[REQUEST]
Every line that holds "Рулетики" should be shown.

Stored records:

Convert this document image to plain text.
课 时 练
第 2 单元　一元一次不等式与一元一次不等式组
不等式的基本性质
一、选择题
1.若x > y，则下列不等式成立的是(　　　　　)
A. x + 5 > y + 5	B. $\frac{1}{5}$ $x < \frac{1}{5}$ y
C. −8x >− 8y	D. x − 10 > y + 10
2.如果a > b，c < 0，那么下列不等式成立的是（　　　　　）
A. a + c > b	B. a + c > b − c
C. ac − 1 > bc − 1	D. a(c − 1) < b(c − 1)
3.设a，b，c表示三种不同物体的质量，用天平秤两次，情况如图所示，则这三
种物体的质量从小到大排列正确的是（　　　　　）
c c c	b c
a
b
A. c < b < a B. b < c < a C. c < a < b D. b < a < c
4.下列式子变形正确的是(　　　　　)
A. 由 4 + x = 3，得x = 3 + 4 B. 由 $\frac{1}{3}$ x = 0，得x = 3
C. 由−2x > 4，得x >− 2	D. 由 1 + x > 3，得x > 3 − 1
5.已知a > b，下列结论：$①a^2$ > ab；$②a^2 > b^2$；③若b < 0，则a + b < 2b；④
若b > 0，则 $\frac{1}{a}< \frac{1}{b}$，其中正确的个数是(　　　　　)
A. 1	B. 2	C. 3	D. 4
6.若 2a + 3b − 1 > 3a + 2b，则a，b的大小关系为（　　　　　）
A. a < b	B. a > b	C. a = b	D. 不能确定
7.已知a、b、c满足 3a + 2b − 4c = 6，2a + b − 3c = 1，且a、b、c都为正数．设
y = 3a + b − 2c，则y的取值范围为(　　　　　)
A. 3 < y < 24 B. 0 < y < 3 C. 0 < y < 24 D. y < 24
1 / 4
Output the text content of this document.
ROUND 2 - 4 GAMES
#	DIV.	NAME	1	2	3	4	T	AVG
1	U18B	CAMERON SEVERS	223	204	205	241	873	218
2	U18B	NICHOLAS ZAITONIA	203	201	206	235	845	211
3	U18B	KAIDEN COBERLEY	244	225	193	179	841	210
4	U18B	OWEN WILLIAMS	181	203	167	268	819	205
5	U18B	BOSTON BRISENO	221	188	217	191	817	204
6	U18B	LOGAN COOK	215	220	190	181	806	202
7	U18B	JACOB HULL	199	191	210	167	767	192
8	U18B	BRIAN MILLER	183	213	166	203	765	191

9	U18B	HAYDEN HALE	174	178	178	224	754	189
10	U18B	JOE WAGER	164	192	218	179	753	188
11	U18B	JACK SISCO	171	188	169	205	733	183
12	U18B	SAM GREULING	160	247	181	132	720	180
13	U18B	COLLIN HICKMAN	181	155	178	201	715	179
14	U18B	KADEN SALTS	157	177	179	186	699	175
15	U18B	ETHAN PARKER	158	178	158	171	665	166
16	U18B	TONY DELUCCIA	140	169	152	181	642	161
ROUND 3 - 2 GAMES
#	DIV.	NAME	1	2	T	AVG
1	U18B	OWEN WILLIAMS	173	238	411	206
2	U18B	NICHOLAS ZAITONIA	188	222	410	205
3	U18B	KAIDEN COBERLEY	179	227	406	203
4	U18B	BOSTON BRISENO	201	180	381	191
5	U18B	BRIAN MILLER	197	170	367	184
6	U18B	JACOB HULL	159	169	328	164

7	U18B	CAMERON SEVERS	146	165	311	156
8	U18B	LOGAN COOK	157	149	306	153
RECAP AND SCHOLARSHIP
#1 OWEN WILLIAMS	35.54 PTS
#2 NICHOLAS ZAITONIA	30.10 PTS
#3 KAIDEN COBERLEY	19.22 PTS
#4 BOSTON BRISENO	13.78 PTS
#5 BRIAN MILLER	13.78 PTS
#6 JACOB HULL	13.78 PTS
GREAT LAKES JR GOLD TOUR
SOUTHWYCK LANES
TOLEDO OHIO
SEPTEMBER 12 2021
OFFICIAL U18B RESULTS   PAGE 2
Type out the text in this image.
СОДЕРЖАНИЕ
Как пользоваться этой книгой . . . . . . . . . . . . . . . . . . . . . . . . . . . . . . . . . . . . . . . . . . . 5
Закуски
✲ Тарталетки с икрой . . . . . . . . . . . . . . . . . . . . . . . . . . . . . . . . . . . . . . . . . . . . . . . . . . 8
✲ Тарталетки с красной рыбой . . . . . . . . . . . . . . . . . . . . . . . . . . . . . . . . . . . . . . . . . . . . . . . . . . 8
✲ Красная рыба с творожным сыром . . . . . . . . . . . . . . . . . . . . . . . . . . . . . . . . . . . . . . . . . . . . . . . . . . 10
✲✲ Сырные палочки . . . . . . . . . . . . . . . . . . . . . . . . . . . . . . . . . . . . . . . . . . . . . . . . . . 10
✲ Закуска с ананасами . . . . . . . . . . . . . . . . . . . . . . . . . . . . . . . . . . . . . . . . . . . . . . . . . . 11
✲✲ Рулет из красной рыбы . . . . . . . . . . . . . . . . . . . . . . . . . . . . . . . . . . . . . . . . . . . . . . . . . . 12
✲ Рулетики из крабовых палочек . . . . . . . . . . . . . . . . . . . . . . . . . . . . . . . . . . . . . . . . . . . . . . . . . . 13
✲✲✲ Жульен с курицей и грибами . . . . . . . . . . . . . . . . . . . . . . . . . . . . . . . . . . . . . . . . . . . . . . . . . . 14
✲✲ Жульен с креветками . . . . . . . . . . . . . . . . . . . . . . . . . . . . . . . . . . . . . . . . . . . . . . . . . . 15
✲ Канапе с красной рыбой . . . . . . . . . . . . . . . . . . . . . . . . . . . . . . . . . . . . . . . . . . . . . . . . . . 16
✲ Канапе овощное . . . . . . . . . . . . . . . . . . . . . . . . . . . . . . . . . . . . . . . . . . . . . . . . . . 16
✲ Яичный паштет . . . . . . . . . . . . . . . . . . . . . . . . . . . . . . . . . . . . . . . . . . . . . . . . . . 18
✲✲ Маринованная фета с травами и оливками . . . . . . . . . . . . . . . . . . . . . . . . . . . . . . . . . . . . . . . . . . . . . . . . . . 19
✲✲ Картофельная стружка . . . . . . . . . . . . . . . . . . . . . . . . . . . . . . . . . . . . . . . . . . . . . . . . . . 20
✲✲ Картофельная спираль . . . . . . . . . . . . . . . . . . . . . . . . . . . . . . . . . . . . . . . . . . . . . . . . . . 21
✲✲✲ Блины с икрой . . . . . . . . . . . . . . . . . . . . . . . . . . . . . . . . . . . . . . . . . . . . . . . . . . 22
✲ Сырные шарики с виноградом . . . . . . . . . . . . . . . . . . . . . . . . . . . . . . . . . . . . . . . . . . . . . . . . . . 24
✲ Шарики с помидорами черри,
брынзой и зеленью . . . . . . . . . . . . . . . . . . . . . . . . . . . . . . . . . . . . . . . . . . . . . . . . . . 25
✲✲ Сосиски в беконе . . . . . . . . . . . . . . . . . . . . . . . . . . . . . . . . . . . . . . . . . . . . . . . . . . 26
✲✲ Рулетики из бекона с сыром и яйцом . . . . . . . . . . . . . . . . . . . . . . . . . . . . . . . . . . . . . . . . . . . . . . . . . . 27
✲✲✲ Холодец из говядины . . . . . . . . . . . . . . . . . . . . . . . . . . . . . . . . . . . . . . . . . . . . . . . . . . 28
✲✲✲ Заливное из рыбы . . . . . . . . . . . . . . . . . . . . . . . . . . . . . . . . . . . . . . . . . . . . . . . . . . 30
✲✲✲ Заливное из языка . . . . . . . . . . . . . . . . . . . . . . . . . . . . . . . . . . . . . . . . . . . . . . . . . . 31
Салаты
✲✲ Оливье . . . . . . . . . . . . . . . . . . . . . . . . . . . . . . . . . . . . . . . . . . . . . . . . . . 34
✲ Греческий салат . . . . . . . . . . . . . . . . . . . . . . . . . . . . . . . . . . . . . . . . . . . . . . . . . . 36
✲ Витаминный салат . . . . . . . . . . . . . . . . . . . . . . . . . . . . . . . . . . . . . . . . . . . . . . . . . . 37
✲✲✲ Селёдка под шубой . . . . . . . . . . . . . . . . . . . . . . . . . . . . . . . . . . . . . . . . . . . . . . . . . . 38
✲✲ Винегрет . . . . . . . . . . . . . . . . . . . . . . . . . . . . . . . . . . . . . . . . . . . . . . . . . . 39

[ANSWER FOR THE TASK]
✲ Рулетики из крабовых палочек . . . . . . . . . . . . . . . . . . . . . . . . . . . . . . . . . . . . . . . . . . . . . . . . . . 13
✲✲ Рулетики из бекона с сыром и яйцом . . . . . . . . . . . . . . . . . . . . . . . . . . . . . . . . . . . . . . . . . . . . . . . . . . 27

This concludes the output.